======== Records to use ========

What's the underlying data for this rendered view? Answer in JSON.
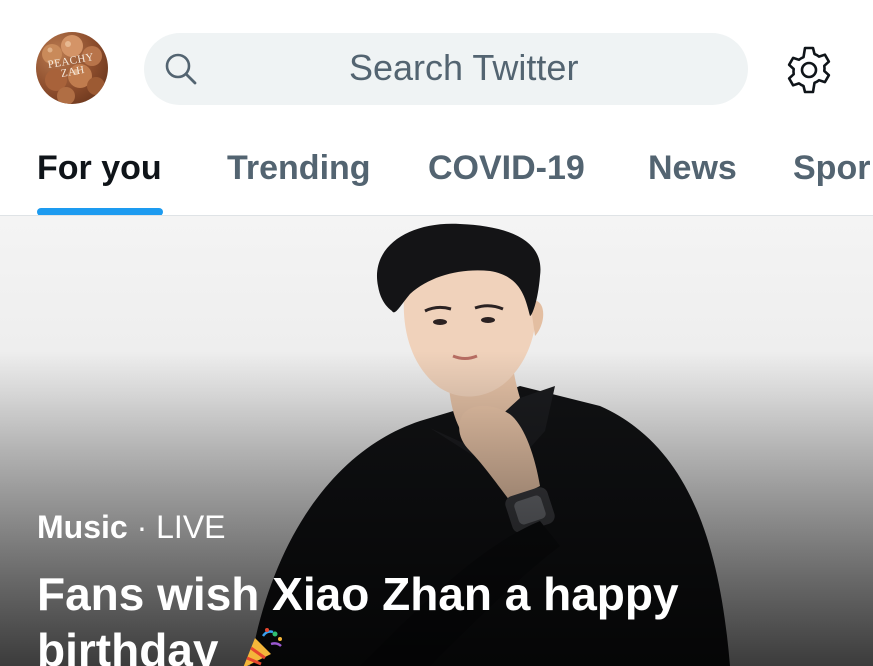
{
  "header": {
    "avatar_text": "PEACHY\nZAH",
    "search_placeholder": "Search Twitter",
    "search_icon": "search-icon",
    "settings_icon": "gear-icon"
  },
  "tabs": [
    {
      "label": "For you",
      "active": true
    },
    {
      "label": "Trending",
      "active": false
    },
    {
      "label": "COVID-19",
      "active": false
    },
    {
      "label": "News",
      "active": false
    },
    {
      "label": "Spor",
      "active": false
    }
  ],
  "hero": {
    "category": "Music",
    "separator": " · ",
    "status": "LIVE",
    "title": "Fans wish Xiao Zhan a happy birthday",
    "emoji_icon": "party-popper-icon"
  },
  "colors": {
    "accent": "#1d9bf0",
    "text_primary": "#0f1419",
    "text_secondary": "#536471",
    "search_bg": "#eff3f4"
  }
}
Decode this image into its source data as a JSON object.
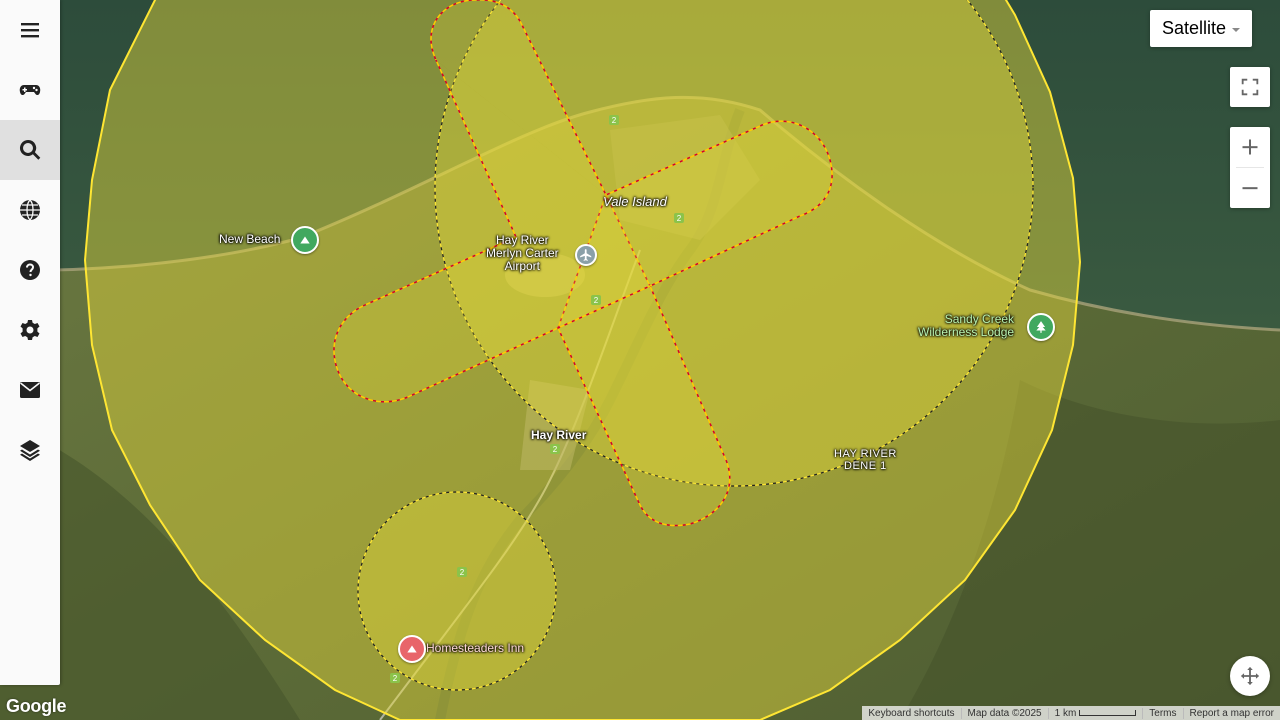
{
  "map": {
    "type_control_label": "Satellite",
    "places": {
      "new_beach": "New Beach",
      "vale_island": "Vale Island",
      "airport_line1": "Hay River",
      "airport_line2": "Merlyn Carter",
      "airport_line3": "Airport",
      "hay_river": "Hay River",
      "sandy_creek_line1": "Sandy Creek",
      "sandy_creek_line2": "Wilderness Lodge",
      "dene_line1": "HAY RIVER",
      "dene_line2": "DENE 1",
      "homesteaders": "Homesteaders Inn"
    },
    "route_shield": "2",
    "colors": {
      "zone_fill": "#e8dc3c",
      "zone_stroke": "#ffe633",
      "runway_stroke": "#d4002a"
    }
  },
  "sidebar": {
    "items": [
      {
        "icon": "menu-icon"
      },
      {
        "icon": "gamepad-icon"
      },
      {
        "icon": "search-icon"
      },
      {
        "icon": "globe-icon"
      },
      {
        "icon": "help-icon"
      },
      {
        "icon": "gear-icon"
      },
      {
        "icon": "mail-icon"
      },
      {
        "icon": "layers-icon"
      }
    ]
  },
  "footer": {
    "logo": "Google",
    "shortcuts": "Keyboard shortcuts",
    "map_data": "Map data ©2025",
    "scale": "1 km",
    "terms": "Terms",
    "report": "Report a map error"
  }
}
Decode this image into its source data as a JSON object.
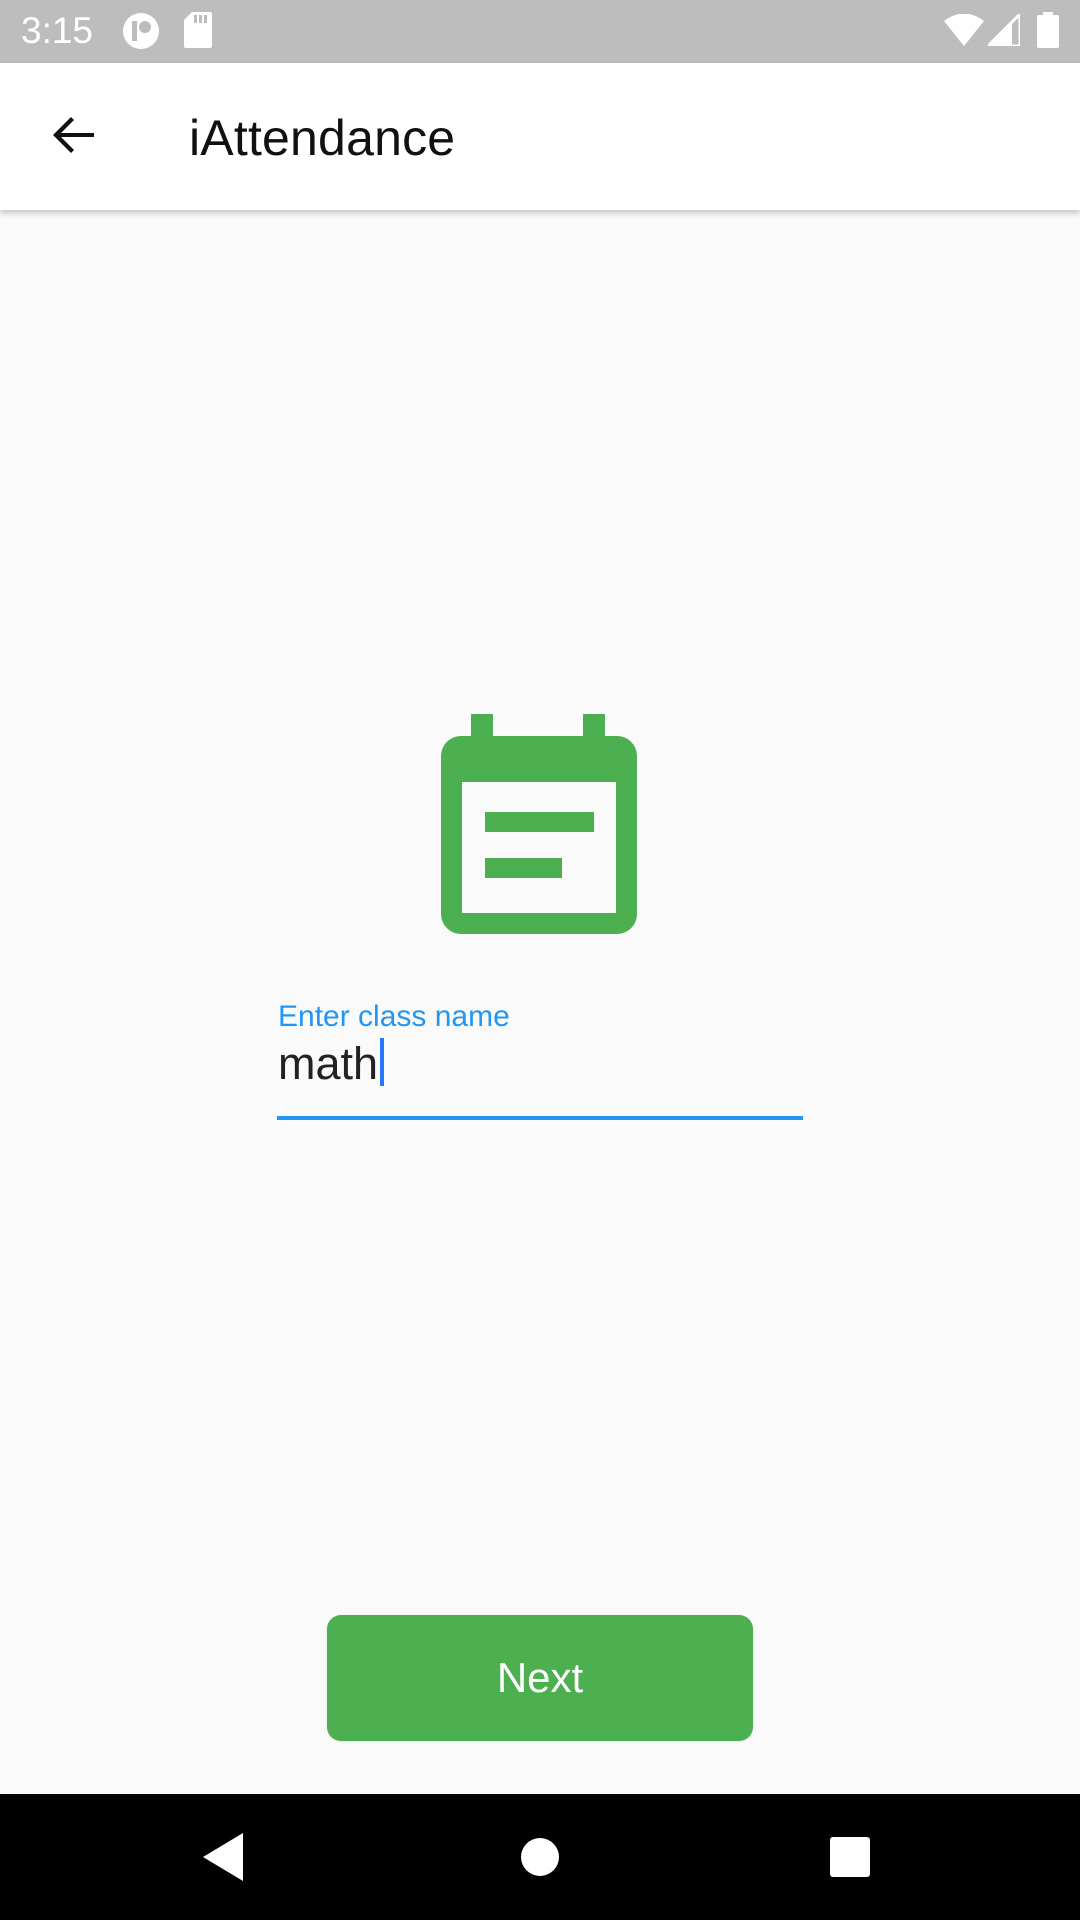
{
  "status_bar": {
    "time": "3:15",
    "background": "#bdbdbd",
    "icons": [
      "circle-app-icon",
      "sd-card-icon",
      "wifi-icon",
      "cellular-signal-icon",
      "battery-icon"
    ]
  },
  "app_bar": {
    "title": "iAttendance",
    "back_icon": "arrow-back-icon"
  },
  "main": {
    "icon": "calendar-event-icon",
    "icon_color": "#4caf50",
    "class_name_field": {
      "label": "Enter class name",
      "value": "math",
      "accent_color": "#2196f3"
    },
    "next_button": {
      "label": "Next",
      "color": "#4caf50"
    }
  },
  "nav_bar": {
    "icons": [
      "nav-back-icon",
      "nav-home-icon",
      "nav-recents-icon"
    ]
  }
}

========

*Problem description:*
Each record above should be copied character for character, with pictures dropped.

*Answer to this problem:*
What's the underlying data for this rendered view? Answer in JSON.
{
  "header": {
    "avatar_text": "PEACHY\nZAH",
    "search_placeholder": "Search Twitter",
    "search_icon": "search-icon",
    "settings_icon": "gear-icon"
  },
  "tabs": [
    {
      "label": "For you",
      "active": true
    },
    {
      "label": "Trending",
      "active": false
    },
    {
      "label": "COVID-19",
      "active": false
    },
    {
      "label": "News",
      "active": false
    },
    {
      "label": "Spor",
      "active": false
    }
  ],
  "hero": {
    "category": "Music",
    "separator": " · ",
    "status": "LIVE",
    "title": "Fans wish Xiao Zhan a happy birthday",
    "emoji_icon": "party-popper-icon"
  },
  "colors": {
    "accent": "#1d9bf0",
    "text_primary": "#0f1419",
    "text_secondary": "#536471",
    "search_bg": "#eff3f4"
  }
}
Decode this image into its source data as a JSON object.
{
  "map": {
    "type_control_label": "Satellite",
    "places": {
      "new_beach": "New Beach",
      "vale_island": "Vale Island",
      "airport_line1": "Hay River",
      "airport_line2": "Merlyn Carter",
      "airport_line3": "Airport",
      "hay_river": "Hay River",
      "sandy_creek_line1": "Sandy Creek",
      "sandy_creek_line2": "Wilderness Lodge",
      "dene_line1": "HAY RIVER",
      "dene_line2": "DENE 1",
      "homesteaders": "Homesteaders Inn"
    },
    "route_shield": "2",
    "colors": {
      "zone_fill": "#e8dc3c",
      "zone_stroke": "#ffe633",
      "runway_stroke": "#d4002a"
    }
  },
  "sidebar": {
    "items": [
      {
        "icon": "menu-icon"
      },
      {
        "icon": "gamepad-icon"
      },
      {
        "icon": "search-icon"
      },
      {
        "icon": "globe-icon"
      },
      {
        "icon": "help-icon"
      },
      {
        "icon": "gear-icon"
      },
      {
        "icon": "mail-icon"
      },
      {
        "icon": "layers-icon"
      }
    ]
  },
  "footer": {
    "logo": "Google",
    "shortcuts": "Keyboard shortcuts",
    "map_data": "Map data ©2025",
    "scale": "1 km",
    "terms": "Terms",
    "report": "Report a map error"
  }
}
Decode this image into its source data as a JSON object.
{
  "status_bar": {
    "time": "3:15",
    "background": "#bdbdbd",
    "icons": [
      "circle-app-icon",
      "sd-card-icon",
      "wifi-icon",
      "cellular-signal-icon",
      "battery-icon"
    ]
  },
  "app_bar": {
    "title": "iAttendance",
    "back_icon": "arrow-back-icon"
  },
  "main": {
    "icon": "calendar-event-icon",
    "icon_color": "#4caf50",
    "class_name_field": {
      "label": "Enter class name",
      "value": "math",
      "accent_color": "#2196f3"
    },
    "next_button": {
      "label": "Next",
      "color": "#4caf50"
    }
  },
  "nav_bar": {
    "icons": [
      "nav-back-icon",
      "nav-home-icon",
      "nav-recents-icon"
    ]
  }
}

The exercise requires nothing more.